- TASK PROMPT -
Without altering anything, output the material below.

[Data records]
------------------------------

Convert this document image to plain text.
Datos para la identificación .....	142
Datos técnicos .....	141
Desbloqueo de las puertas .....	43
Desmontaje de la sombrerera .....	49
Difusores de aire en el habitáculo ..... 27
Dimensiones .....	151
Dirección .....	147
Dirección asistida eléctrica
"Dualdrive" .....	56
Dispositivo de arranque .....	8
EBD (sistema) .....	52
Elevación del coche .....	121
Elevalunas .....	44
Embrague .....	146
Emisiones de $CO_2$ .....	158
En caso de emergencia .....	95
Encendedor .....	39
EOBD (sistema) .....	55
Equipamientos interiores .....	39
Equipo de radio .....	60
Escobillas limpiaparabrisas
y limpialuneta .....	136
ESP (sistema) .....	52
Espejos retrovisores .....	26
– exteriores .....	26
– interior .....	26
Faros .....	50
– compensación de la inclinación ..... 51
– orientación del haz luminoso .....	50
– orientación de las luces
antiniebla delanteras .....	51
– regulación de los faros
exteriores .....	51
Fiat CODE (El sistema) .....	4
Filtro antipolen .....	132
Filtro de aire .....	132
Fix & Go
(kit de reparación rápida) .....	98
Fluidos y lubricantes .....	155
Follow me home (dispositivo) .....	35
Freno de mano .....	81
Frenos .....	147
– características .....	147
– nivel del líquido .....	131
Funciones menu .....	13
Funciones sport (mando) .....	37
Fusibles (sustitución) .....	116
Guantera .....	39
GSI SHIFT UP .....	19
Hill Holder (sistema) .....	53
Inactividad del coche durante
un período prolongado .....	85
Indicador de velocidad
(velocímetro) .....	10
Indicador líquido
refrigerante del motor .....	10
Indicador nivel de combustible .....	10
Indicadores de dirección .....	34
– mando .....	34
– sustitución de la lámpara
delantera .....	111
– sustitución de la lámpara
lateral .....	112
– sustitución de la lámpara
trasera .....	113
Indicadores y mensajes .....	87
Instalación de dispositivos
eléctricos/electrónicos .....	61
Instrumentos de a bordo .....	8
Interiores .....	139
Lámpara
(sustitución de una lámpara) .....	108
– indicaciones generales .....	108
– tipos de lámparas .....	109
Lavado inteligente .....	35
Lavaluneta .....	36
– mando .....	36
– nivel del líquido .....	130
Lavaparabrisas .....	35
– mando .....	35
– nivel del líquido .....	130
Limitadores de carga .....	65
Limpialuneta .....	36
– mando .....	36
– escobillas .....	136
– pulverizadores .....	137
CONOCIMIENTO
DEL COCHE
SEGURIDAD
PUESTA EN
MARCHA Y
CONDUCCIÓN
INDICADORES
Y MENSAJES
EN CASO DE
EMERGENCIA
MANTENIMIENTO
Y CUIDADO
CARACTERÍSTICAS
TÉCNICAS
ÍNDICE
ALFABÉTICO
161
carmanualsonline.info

------------------------------

- REPLY TO THE EXERCISE -
Convert this document image to plain text.
Datos para la identificación .....	142
Datos técnicos .....	141
Desbloqueo de las puertas .....	43
Desmontaje de la sombrerera .....	49
Difusores de aire en el habitáculo ..... 27
Dimensiones .....	151
Dirección .....	147
Dirección asistida eléctrica
"Dualdrive" .....	56
Dispositivo de arranque .....	8
EBD (sistema) .....	52
Elevación del coche .....	121
Elevalunas .....	44
Embrague .....	146
Emisiones de $CO_2$ .....	158
En caso de emergencia .....	95
Encendedor .....	39
EOBD (sistema) .....	55
Equipamientos interiores .....	39
Equipo de radio .....	60
Escobillas limpiaparabrisas
y limpialuneta .....	136
ESP (sistema) .....	52
Espejos retrovisores .....	26
– exteriores .....	26
– interior .....	26
Faros .....	50
– compensación de la inclinación ..... 51
– orientación del haz luminoso .....	50
– orientación de las luces
antiniebla delanteras .....	51
– regulación de los faros
exteriores .....	51
Fiat CODE (El sistema) .....	4
Filtro antipolen .....	132
Filtro de aire .....	132
Fix & Go
(kit de reparación rápida) .....	98
Fluidos y lubricantes .....	155
Follow me home (dispositivo) .....	35
Freno de mano .....	81
Frenos .....	147
– características .....	147
– nivel del líquido .....	131
Funciones menu .....	13
Funciones sport (mando) .....	37
Fusibles (sustitución) .....	116
Guantera .....	39
GSI SHIFT UP .....	19
Hill Holder (sistema) .....	53
Inactividad del coche durante
un período prolongado .....	85
Indicador de velocidad
(velocímetro) .....	10
Indicador líquido
refrigerante del motor .....	10
Indicador nivel de combustible .....	10
Indicadores de dirección .....	34
– mando .....	34
– sustitución de la lámpara
delantera .....	111
– sustitución de la lámpara
lateral .....	112
– sustitución de la lámpara
trasera .....	113
Indicadores y mensajes .....	87
Instalación de dispositivos
eléctricos/electrónicos .....	61
Instrumentos de a bordo .....	8
Interiores .....	139
Lámpara
(sustitución de una lámpara) .....	108
– indicaciones generales .....	108
– tipos de lámparas .....	109
Lavado inteligente .....	35
Lavaluneta .....	36
– mando .....	36
– nivel del líquido .....	130
Lavaparabrisas .....	35
– mando .....	35
– nivel del líquido .....	130
Limitadores de carga .....	65
Limpialuneta .....	36
– mando .....	36
– escobillas .....	136
– pulverizadores .....	137
CONOCIMIENTO
DEL COCHE
SEGURIDAD
PUESTA EN
MARCHA Y
CONDUCCIÓN
INDICADORES
Y MENSAJES
EN CASO DE
EMERGENCIA
MANTENIMIENTO
Y CUIDADO
CARACTERÍSTICAS
TÉCNICAS
ÍNDICE
ALFABÉTICO
161
carmanualsonline.info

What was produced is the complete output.